** Short exercise **
Turn the material between the lines holding "Detect and localize" and "employee-details-window: Employee Details", inclusive, into a numbered list, leaving out any blank lines.

** The records **
====================

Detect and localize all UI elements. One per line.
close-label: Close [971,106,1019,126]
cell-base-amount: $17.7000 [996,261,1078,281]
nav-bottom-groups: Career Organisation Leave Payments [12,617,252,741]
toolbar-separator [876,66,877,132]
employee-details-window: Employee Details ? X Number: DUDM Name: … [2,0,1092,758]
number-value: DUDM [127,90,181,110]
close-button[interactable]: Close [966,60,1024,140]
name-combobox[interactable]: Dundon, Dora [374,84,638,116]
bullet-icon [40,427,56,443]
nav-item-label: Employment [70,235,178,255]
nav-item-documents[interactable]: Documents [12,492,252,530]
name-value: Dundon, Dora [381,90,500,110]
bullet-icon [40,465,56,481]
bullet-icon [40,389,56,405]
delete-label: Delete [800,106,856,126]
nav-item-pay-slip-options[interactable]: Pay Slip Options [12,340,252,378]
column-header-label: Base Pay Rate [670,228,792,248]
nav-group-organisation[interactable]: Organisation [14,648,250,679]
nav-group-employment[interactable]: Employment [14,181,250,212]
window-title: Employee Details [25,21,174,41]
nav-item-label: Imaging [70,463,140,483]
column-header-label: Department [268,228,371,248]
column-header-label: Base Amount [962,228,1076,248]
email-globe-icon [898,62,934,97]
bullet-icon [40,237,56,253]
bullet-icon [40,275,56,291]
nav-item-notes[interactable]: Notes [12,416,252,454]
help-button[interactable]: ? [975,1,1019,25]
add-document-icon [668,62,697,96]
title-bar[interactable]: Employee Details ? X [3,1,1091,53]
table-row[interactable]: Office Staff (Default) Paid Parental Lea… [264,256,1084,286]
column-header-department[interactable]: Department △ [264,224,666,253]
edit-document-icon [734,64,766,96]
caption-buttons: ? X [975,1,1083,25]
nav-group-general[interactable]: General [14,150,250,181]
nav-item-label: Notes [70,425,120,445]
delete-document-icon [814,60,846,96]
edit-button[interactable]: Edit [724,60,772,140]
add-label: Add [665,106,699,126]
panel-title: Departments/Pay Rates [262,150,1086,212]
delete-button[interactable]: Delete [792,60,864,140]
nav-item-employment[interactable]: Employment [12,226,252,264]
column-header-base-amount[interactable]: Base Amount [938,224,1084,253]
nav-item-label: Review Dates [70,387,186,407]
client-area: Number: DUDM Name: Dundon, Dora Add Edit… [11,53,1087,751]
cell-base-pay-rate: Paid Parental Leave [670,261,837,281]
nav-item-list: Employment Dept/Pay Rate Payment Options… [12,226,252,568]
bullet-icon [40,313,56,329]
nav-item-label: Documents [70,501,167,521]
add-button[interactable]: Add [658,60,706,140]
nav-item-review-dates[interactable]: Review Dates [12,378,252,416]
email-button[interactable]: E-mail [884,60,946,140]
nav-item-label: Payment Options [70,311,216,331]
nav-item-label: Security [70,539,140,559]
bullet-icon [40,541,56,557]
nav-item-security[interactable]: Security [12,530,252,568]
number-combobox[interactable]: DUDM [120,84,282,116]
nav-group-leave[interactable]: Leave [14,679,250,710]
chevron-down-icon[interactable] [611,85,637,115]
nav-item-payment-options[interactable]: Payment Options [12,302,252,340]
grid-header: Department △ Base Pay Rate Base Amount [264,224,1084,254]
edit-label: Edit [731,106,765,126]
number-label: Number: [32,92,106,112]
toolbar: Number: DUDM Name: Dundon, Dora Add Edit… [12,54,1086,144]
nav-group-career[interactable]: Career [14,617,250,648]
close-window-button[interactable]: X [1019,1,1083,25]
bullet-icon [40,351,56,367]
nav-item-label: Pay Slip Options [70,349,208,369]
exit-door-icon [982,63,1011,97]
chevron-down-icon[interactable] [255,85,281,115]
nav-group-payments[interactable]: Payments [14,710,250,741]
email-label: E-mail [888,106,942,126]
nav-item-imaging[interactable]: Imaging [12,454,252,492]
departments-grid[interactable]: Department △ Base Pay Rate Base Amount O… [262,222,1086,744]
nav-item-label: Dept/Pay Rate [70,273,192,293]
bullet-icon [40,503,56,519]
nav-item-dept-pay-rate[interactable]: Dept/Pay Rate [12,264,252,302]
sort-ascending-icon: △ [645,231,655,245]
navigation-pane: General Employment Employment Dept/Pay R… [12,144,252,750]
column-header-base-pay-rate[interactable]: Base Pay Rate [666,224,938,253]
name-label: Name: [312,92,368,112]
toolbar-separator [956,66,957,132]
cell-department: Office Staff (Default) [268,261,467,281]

====================

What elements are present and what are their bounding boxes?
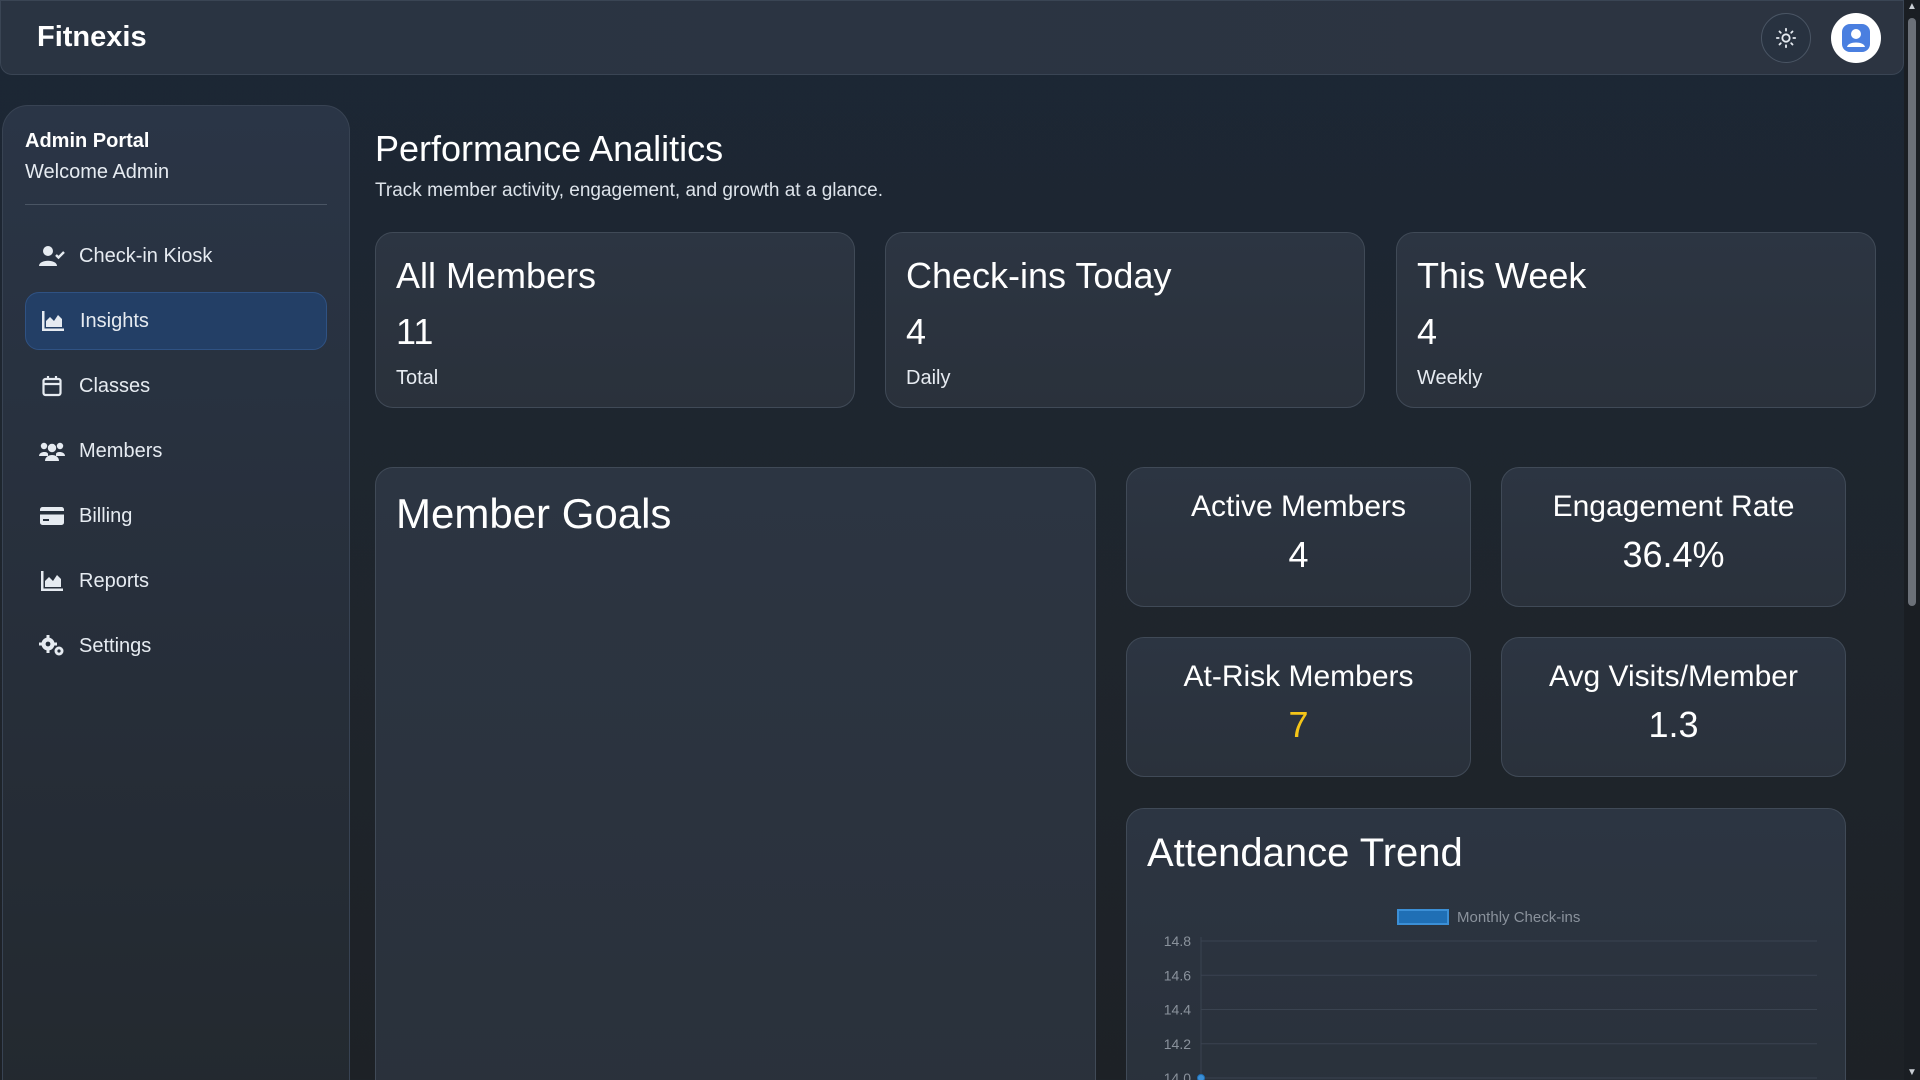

====================

** Answer below **
1. Detect and localize all UI elements. One per line.
2. close-label: Close [971,106,1019,126]
3. cell-base-amount: $17.7000 [996,261,1078,281]
4. nav-bottom-groups: Career Organisation Leave Payments [12,617,252,741]
5. toolbar-separator [876,66,877,132]
6. employee-details-window: Employee Details ? X Number: DUDM Name: … [2,0,1092,758]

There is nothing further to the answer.